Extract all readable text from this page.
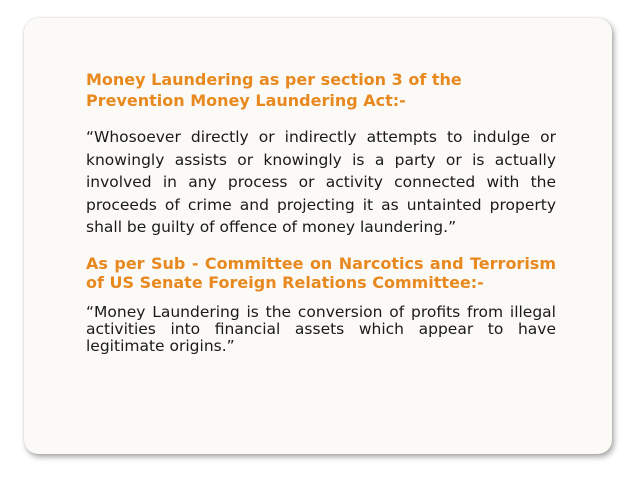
Money Laundering as per section 3 of the Prevention Money Laundering Act:-

“Whosoever directly or indirectly attempts to indulge or knowingly assists or knowingly is a party or is actually involved in any process or activity connected with the proceeds of crime and projecting it as untainted property shall be guilty of offence of money laundering.”

As per Sub - Committee on Narcotics and Terrorism of US Senate Foreign Relations Committee:-

“Money Laundering is the conversion of profits from illegal activities into financial assets which appear to have legitimate origins.”
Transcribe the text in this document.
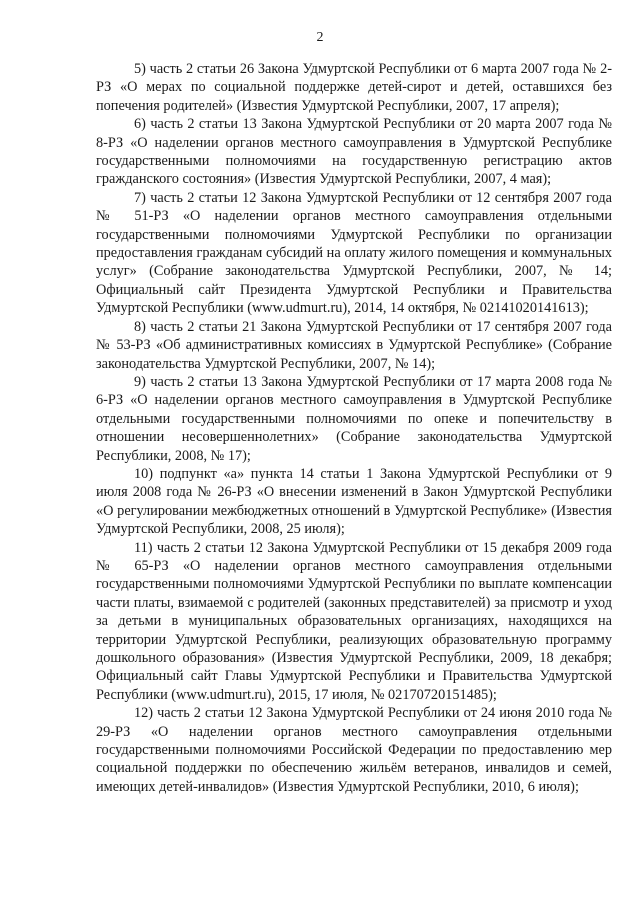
2

5) часть 2 статьи 26 Закона Удмуртской Республики от 6 марта 2007 года № 2-РЗ «О мерах по социальной поддержке детей-сирот и детей, оставшихся без попечения родителей» (Известия Удмуртской Республики, 2007, 17 апреля);

6) часть 2 статьи 13 Закона Удмуртской Республики от 20 марта 2007 года № 8-РЗ «О наделении органов местного самоуправления в Удмуртской Республике государственными полномочиями на государственную регистрацию актов гражданского состояния» (Известия Удмуртской Республики, 2007, 4 мая);

7) часть 2 статьи 12 Закона Удмуртской Республики от 12 сентября 2007 года № 51-РЗ «О наделении органов местного самоуправления отдельными государственными полномочиями Удмуртской Республики по организации предоставления гражданам субсидий на оплату жилого помещения и коммунальных услуг» (Собрание законодательства Удмуртской Республики, 2007, № 14; Официальный сайт Президента Удмуртской Республики и Правительства Удмуртской Республики (www.udmurt.ru), 2014, 14 октября, № 02141020141613);

8) часть 2 статьи 21 Закона Удмуртской Республики от 17 сентября 2007 года № 53-РЗ «Об административных комиссиях в Удмуртской Республике» (Собрание законодательства Удмуртской Республики, 2007, № 14);

9) часть 2 статьи 13 Закона Удмуртской Республики от 17 марта 2008 года № 6-РЗ «О наделении органов местного самоуправления в Удмуртской Республике отдельными государственными полномочиями по опеке и попечительству в отношении несовершеннолетних» (Собрание законодательства Удмуртской Республики, 2008, № 17);

10) подпункт «а» пункта 14 статьи 1 Закона Удмуртской Республики от 9 июля 2008 года № 26-РЗ «О внесении изменений в Закон Удмуртской Республики «О регулировании межбюджетных отношений в Удмуртской Республике» (Известия Удмуртской Республики, 2008, 25 июля);

11) часть 2 статьи 12 Закона Удмуртской Республики от 15 декабря 2009 года № 65-РЗ «О наделении органов местного самоуправления отдельными государственными полномочиями Удмуртской Республики по выплате компенсации части платы, взимаемой с родителей (законных представителей) за присмотр и уход за детьми в муниципальных образовательных организациях, находящихся на территории Удмуртской Республики, реализующих образовательную программу дошкольного образования» (Известия Удмуртской Республики, 2009, 18 декабря; Официальный сайт Главы Удмуртской Республики и Правительства Удмуртской Республики (www.udmurt.ru), 2015, 17 июля, № 02170720151485);

12) часть 2 статьи 12 Закона Удмуртской Республики от 24 июня 2010 года № 29-РЗ «О наделении органов местного самоуправления отдельными государственными полномочиями Российской Федерации по предоставлению мер социальной поддержки по обеспечению жильём ветеранов, инвалидов и семей, имеющих детей-инвалидов» (Известия Удмуртской Республики, 2010, 6 июля);
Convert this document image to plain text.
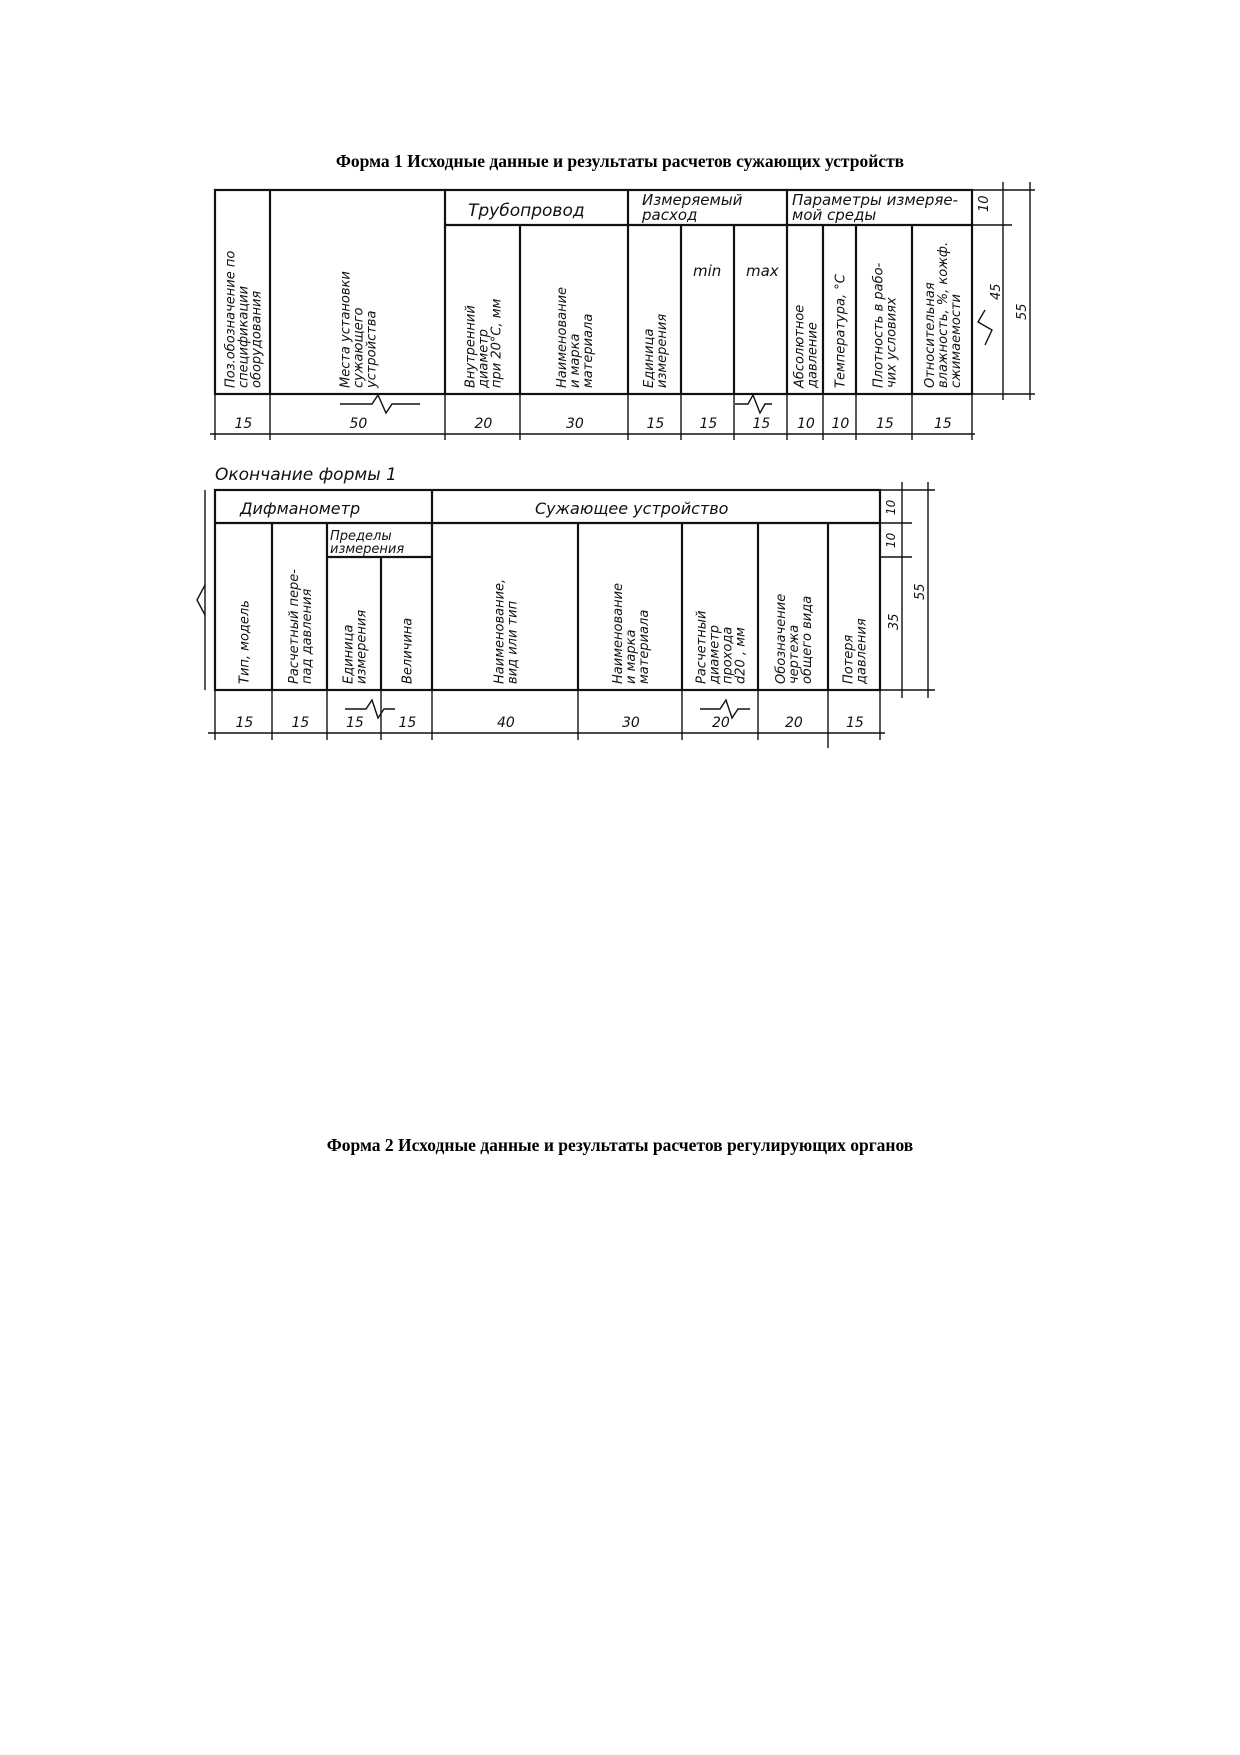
Форма 1 Исходные данные и результаты расчетов сужающих устройств
Форма 2 Исходные данные и результаты расчетов регулирующих органов
Трубопровод
Измеряемый
расход
Параметры измеряе-
мой среды
Поз.обозначение по
спецификации
оборудования
15
Места установки
сужающего
устройства
50
Внутренний
диаметр
при 20°С, мм
20
Наименование
и марка
материала
30
Единица
измерения
15
min
15
max
15
Абсолютное
давление
10
Температура, °С
10
Плотность в рабо-
чих условиях
15
Относительная
влажность, %, кожф.
сжимаемости
15
10
45
55
Окончание формы 1
Дифманометр
Пределы
измерения
Сужающее устройство
Тип, модель
15
Расчетный пере-
пад давления
15
Единица
измерения
15
Величина
15
Наименование,
вид или тип
40
Наименование
и марка
материала
30
Расчетный
диаметр
прохода
d20 , мм
20
Обозначение
чертежа
общего вида
20
Потеря
давления
15
10
10
35
55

SET TASK » Work through the records above line by line and count those that hold the string "udmurt". Give only the result.

RESULT OF THE EXERCISE » 2